Please write the listing below out again exactly, leaving every picture behind.
"""
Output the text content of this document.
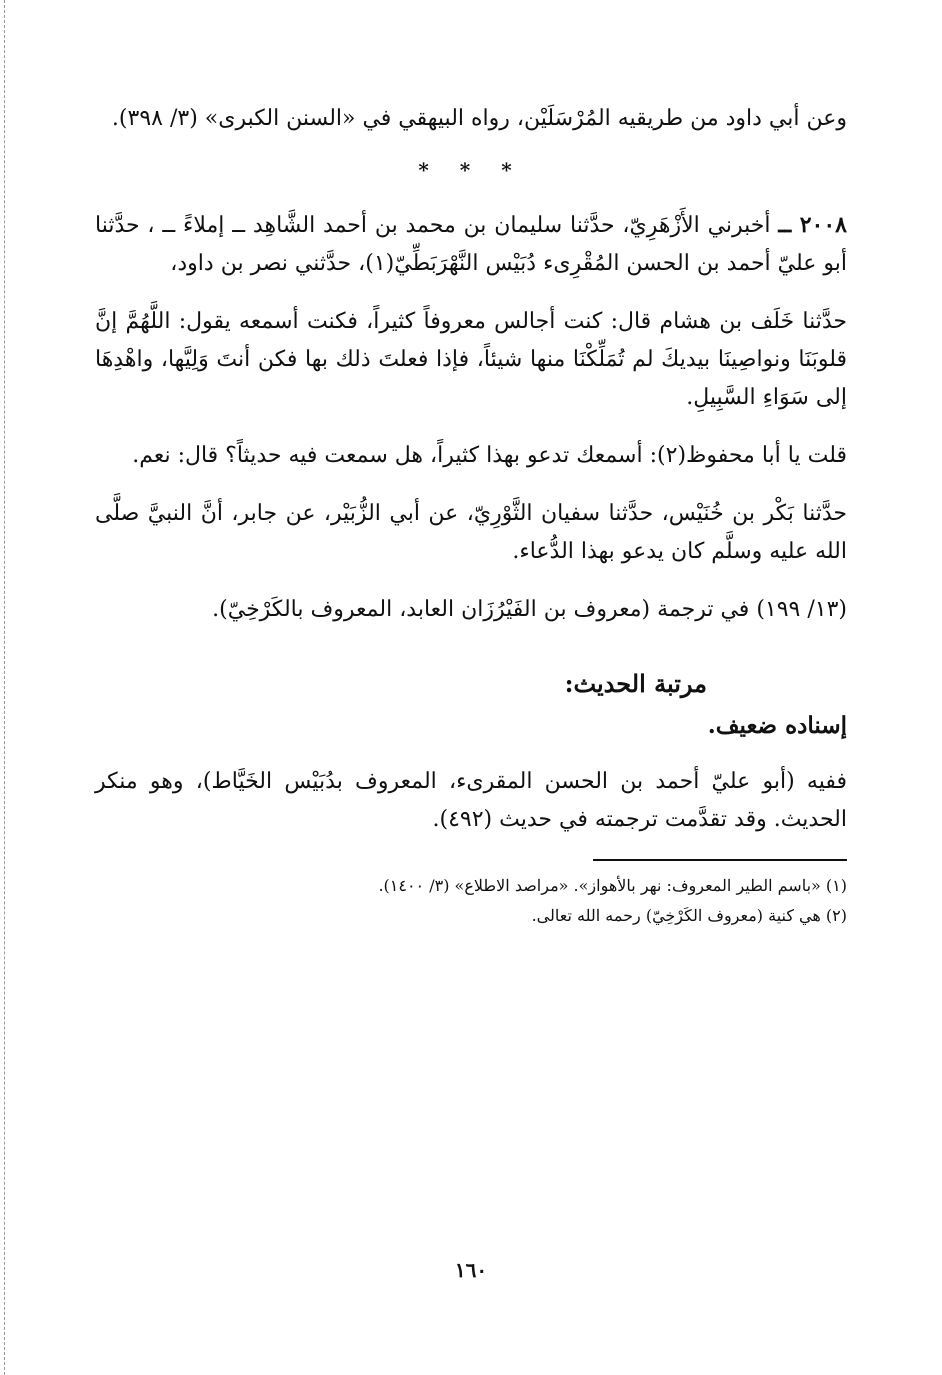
وعن أبي داود من طريقيه المُرْسَلَيْن، رواه البيهقي في «السنن الكبرى» (٣/ ٣٩٨).

* * *

٢٠٠٨ ــ أخبرني الأَزْهَرِيّ، حدَّثنا سليمان بن محمد بن أحمد الشَّاهِد ــ إملاءً ــ ، حدَّثنا أبو عليّ أحمد بن الحسن المُقْرِىء دُبَيْس النَّهْرَبَطِّيّ(١)، حدَّثني نصر بن داود،

حدَّثنا خَلَف بن هشام قال: كنت أجالس معروفاً كثيراً، فكنت أسمعه يقول: اللَّهُمَّ إنَّ قلوبَنَا ونواصِينَا بيديكَ لم تُمَلِّكْنَا منها شيئاً، فإذا فعلتَ ذلك بها فكن أنتَ وَلِيَّها، واهْدِهَا إلى سَوَاءِ السَّبِيلِ.

قلت يا أبا محفوظ(٢): أسمعك تدعو بهذا كثيراً، هل سمعت فيه حديثاً؟ قال: نعم.

حدَّثنا بَكْر بن خُنَيْس، حدَّثنا سفيان الثَّوْرِيّ، عن أبي الزُّبَيْر، عن جابر، أنَّ النبيَّ صلَّى الله عليه وسلَّم كان يدعو بهذا الدُّعاء.

(١٣/ ١٩٩) في ترجمة (معروف بن الفَيْرُزَان العابد، المعروف بالكَرْخِيّ).

مرتبة الحديث:
إسناده ضعيف.

ففيه (أبو عليّ أحمد بن الحسن المقرىء، المعروف بدُبَيْس الخَيَّاط)، وهو منكر الحديث. وقد تقدَّمت ترجمته في حديث (٤٩٢).

(١) «باسم الطير المعروف: نهر بالأهواز». «مراصد الاطلاع» (٣/ ١٤٠٠).

(٢) هي كنية (معروف الكَرْخِيّ) رحمه الله تعالى.

١٦٠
"""
__SOLUTION FOR THIS PROBLEM__
Output the text content of this document.
وعن أبي داود من طريقيه المُرْسَلَيْن، رواه البيهقي في «السنن الكبرى» (٣/ ٣٩٨).

* * *

٢٠٠٨ ــ أخبرني الأَزْهَرِيّ، حدَّثنا سليمان بن محمد بن أحمد الشَّاهِد ــ إملاءً ــ ، حدَّثنا أبو عليّ أحمد بن الحسن المُقْرِىء دُبَيْس النَّهْرَبَطِّيّ(١)، حدَّثني نصر بن داود،

حدَّثنا خَلَف بن هشام قال: كنت أجالس معروفاً كثيراً، فكنت أسمعه يقول: اللَّهُمَّ إنَّ قلوبَنَا ونواصِينَا بيديكَ لم تُمَلِّكْنَا منها شيئاً، فإذا فعلتَ ذلك بها فكن أنتَ وَلِيَّها، واهْدِهَا إلى سَوَاءِ السَّبِيلِ.

قلت يا أبا محفوظ(٢): أسمعك تدعو بهذا كثيراً، هل سمعت فيه حديثاً؟ قال: نعم.

حدَّثنا بَكْر بن خُنَيْس، حدَّثنا سفيان الثَّوْرِيّ، عن أبي الزُّبَيْر، عن جابر، أنَّ النبيَّ صلَّى الله عليه وسلَّم كان يدعو بهذا الدُّعاء.

(١٣/ ١٩٩) في ترجمة (معروف بن الفَيْرُزَان العابد، المعروف بالكَرْخِيّ).

مرتبة الحديث:
إسناده ضعيف.

ففيه (أبو عليّ أحمد بن الحسن المقرىء، المعروف بدُبَيْس الخَيَّاط)، وهو منكر الحديث. وقد تقدَّمت ترجمته في حديث (٤٩٢).

(١) «باسم الطير المعروف: نهر بالأهواز». «مراصد الاطلاع» (٣/ ١٤٠٠).

(٢) هي كنية (معروف الكَرْخِيّ) رحمه الله تعالى.

١٦٠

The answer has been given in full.